### Data entries ###
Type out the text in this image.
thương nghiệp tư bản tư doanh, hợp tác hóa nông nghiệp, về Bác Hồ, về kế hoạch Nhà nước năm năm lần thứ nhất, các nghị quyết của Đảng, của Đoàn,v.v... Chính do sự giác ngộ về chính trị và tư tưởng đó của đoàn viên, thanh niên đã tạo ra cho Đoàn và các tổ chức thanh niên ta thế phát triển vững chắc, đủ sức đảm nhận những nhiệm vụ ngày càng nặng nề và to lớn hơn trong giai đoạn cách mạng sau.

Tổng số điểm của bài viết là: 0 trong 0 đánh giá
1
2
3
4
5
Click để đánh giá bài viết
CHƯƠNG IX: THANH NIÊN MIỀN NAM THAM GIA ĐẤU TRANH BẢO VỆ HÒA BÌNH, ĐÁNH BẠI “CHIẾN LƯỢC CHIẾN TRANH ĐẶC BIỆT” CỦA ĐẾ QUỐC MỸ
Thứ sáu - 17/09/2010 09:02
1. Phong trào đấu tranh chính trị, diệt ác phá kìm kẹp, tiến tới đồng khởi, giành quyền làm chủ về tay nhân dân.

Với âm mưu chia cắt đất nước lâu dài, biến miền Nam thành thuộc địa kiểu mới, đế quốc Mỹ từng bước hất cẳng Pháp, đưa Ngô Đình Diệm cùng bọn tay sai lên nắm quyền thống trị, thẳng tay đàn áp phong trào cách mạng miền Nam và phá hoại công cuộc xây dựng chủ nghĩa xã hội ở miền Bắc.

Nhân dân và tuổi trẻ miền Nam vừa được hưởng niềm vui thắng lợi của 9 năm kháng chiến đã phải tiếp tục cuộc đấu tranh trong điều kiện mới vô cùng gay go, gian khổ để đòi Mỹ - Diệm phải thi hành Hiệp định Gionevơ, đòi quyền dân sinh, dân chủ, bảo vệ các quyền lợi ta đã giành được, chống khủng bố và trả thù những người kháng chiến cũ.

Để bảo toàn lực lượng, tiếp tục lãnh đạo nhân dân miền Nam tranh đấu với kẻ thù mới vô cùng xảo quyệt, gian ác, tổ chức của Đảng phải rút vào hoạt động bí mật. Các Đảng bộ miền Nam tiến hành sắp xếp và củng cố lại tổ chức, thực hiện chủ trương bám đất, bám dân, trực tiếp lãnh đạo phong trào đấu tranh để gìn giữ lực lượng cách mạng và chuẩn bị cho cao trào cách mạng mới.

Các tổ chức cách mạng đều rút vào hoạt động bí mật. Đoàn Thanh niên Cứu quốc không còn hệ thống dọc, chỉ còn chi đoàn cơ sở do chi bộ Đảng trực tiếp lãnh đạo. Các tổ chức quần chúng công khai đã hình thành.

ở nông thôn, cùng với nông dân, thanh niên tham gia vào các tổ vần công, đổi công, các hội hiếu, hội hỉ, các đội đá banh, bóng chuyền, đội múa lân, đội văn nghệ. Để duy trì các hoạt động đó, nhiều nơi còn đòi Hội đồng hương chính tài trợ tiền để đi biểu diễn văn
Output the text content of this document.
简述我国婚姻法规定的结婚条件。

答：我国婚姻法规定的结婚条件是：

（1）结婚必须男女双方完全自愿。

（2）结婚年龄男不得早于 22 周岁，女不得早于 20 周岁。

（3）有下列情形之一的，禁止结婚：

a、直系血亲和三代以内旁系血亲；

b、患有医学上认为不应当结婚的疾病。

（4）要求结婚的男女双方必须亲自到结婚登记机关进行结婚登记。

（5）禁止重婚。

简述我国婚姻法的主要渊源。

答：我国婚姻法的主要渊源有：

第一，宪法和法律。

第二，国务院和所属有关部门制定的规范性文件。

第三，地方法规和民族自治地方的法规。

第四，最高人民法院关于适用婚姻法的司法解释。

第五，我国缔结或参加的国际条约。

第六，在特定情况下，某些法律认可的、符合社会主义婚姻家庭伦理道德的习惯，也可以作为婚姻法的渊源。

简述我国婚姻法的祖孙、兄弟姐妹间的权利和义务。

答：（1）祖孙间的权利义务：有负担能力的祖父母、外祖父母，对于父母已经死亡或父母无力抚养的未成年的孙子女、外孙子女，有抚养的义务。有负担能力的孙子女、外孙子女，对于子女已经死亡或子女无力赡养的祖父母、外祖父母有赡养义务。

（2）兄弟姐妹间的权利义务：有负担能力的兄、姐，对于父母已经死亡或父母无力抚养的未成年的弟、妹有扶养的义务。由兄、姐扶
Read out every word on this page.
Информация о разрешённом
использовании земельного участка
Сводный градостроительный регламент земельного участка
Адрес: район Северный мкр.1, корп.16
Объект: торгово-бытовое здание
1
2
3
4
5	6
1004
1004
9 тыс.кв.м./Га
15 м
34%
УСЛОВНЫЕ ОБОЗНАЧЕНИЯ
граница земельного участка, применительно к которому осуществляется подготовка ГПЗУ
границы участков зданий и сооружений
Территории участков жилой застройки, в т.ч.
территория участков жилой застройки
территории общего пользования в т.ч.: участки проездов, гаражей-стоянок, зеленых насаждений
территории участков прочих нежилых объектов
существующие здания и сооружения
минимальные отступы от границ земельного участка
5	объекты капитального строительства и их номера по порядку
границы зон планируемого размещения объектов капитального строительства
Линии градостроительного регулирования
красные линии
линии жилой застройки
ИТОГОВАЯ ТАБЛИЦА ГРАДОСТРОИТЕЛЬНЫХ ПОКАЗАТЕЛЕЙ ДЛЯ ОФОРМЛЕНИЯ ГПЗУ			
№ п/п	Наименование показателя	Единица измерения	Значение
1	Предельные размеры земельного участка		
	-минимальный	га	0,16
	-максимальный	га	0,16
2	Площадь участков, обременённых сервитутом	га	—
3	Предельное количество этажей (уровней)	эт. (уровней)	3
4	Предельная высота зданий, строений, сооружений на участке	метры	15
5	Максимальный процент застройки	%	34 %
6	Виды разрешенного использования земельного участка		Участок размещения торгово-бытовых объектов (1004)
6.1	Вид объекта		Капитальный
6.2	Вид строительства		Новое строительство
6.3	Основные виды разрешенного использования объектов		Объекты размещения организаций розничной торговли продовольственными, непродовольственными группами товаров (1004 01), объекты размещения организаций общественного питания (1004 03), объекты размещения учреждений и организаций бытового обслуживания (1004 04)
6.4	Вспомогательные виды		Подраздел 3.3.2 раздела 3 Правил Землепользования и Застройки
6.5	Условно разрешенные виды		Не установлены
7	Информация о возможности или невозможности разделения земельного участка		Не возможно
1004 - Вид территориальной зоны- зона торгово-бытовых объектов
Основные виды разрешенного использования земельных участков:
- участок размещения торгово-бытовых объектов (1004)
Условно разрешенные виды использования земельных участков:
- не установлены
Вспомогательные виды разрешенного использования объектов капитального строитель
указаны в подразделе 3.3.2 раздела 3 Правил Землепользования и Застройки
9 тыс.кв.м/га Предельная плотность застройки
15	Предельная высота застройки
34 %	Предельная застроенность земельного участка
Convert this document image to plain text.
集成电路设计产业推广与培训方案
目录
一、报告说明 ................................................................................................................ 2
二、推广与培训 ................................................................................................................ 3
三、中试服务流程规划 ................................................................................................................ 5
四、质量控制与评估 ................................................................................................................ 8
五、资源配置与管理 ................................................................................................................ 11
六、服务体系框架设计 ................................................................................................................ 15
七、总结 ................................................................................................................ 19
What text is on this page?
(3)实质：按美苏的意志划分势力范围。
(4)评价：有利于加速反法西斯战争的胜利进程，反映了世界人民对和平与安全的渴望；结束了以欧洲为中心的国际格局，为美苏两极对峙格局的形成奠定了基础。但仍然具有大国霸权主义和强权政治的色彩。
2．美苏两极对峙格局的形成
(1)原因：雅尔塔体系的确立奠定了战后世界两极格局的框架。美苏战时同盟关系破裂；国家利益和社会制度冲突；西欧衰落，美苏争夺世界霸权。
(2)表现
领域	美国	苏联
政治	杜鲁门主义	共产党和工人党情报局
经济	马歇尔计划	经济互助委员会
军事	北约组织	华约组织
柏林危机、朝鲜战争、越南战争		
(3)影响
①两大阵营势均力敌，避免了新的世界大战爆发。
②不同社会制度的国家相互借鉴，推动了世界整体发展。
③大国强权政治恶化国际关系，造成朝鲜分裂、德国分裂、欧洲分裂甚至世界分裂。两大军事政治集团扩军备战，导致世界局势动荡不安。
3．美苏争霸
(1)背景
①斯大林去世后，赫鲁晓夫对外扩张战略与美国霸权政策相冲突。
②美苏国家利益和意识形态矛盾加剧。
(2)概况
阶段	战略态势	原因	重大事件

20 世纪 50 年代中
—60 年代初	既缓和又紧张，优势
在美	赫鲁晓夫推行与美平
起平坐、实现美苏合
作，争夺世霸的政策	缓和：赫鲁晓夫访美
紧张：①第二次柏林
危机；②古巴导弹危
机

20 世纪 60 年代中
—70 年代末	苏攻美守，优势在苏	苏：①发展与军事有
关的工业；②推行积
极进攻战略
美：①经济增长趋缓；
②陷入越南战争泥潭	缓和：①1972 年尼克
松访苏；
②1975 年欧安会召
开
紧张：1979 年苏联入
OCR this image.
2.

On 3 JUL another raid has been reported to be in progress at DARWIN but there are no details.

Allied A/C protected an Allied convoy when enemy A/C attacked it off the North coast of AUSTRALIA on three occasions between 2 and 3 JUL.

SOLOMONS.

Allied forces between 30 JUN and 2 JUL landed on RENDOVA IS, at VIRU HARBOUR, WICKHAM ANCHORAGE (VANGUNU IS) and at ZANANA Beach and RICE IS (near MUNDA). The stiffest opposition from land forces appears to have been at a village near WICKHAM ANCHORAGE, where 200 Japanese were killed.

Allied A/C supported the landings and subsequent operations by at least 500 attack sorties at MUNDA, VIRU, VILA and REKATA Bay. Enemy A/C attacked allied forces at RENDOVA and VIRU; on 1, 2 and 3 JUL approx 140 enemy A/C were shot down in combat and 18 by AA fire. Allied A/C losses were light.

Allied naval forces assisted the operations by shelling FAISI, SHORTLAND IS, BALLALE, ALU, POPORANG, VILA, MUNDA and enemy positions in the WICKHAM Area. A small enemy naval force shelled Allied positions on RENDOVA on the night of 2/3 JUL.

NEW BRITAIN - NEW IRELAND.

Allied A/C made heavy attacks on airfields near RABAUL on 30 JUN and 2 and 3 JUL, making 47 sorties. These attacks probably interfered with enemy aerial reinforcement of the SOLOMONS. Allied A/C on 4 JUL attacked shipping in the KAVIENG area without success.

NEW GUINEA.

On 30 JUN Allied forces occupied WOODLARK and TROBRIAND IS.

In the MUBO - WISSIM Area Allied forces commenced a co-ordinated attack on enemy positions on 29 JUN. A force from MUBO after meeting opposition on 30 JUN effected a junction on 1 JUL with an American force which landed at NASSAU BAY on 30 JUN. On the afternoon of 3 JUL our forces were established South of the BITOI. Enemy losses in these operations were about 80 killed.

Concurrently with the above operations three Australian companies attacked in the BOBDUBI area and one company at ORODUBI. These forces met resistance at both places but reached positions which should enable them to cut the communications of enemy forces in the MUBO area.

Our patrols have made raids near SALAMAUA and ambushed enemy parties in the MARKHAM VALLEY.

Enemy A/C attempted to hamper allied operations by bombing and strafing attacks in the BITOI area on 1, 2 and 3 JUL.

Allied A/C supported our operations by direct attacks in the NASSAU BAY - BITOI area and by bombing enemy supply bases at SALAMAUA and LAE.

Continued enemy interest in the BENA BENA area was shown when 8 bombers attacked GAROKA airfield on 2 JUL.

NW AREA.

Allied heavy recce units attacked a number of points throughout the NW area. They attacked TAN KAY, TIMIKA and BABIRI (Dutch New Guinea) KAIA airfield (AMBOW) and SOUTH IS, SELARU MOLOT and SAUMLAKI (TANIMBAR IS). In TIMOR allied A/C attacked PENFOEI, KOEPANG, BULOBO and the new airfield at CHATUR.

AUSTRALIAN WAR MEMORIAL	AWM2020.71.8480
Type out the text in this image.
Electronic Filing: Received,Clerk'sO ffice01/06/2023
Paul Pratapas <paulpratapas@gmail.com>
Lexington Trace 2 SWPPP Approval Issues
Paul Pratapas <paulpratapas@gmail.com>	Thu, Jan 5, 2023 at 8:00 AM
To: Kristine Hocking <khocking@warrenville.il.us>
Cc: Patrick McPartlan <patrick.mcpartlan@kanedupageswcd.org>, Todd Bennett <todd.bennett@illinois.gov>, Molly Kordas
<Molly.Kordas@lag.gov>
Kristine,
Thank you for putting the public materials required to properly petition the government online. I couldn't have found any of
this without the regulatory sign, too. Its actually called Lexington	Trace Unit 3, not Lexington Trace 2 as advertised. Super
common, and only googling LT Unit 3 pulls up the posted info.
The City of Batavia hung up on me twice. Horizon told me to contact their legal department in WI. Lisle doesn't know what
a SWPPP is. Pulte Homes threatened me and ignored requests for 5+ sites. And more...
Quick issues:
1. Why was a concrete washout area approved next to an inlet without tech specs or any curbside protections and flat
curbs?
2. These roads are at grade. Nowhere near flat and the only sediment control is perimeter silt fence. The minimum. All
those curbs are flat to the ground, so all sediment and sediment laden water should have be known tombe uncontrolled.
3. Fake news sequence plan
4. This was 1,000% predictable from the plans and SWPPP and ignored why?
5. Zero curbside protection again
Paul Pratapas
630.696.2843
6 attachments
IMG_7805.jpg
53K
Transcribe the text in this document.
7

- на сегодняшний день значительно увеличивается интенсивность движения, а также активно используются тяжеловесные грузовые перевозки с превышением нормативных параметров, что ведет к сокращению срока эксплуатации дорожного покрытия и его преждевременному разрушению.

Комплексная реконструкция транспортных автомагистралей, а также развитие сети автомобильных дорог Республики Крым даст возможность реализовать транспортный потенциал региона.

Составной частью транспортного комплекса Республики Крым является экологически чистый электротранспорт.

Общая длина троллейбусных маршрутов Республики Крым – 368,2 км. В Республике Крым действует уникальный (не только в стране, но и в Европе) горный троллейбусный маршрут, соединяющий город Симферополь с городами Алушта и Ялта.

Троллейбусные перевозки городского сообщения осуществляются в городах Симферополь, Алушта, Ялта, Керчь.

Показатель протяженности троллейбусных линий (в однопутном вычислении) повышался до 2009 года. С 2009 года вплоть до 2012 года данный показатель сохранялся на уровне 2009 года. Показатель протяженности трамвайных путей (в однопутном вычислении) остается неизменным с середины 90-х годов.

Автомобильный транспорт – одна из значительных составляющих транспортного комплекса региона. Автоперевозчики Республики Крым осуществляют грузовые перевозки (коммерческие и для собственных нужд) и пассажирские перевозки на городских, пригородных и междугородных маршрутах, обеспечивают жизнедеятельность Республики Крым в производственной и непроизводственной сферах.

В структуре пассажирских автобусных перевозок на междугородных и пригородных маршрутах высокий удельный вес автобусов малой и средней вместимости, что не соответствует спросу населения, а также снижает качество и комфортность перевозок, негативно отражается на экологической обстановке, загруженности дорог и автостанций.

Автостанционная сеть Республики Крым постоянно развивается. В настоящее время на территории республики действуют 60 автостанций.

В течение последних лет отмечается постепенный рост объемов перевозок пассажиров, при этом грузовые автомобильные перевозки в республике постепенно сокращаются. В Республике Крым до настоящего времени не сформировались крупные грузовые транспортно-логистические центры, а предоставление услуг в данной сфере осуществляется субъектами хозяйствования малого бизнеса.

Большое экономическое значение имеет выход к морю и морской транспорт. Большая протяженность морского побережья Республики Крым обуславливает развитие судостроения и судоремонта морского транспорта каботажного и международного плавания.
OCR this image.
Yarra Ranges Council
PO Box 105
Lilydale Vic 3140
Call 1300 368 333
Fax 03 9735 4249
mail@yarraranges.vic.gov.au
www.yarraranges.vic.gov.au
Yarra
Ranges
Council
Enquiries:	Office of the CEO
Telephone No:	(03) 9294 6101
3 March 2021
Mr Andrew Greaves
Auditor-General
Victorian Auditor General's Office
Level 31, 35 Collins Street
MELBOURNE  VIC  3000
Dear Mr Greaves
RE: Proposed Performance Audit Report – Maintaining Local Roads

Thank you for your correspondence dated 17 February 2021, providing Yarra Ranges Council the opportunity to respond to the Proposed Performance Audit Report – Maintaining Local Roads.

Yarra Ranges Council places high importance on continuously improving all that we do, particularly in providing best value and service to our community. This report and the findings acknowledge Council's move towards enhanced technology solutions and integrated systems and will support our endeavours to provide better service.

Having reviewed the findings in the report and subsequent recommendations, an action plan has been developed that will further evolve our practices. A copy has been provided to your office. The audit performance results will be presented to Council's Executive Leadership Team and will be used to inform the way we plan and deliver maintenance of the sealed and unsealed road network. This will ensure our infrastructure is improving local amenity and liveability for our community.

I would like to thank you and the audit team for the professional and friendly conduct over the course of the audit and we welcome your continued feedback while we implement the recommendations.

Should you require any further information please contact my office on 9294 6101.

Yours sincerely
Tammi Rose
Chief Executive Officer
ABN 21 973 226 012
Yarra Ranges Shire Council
###
What is expected. Which lines include the word "объекты"? List them all.

Exercise response.
5	объекты капитального строительства и их номера по порядку
6.3	Основные виды разрешенного использования объектов		Объекты размещения организаций розничной торговли продовольственными, непродовольственными группами товаров (1004 01), объекты размещения организаций общественного питания (1004 03), объекты размещения учреждений и организаций бытового обслуживания (1004 04)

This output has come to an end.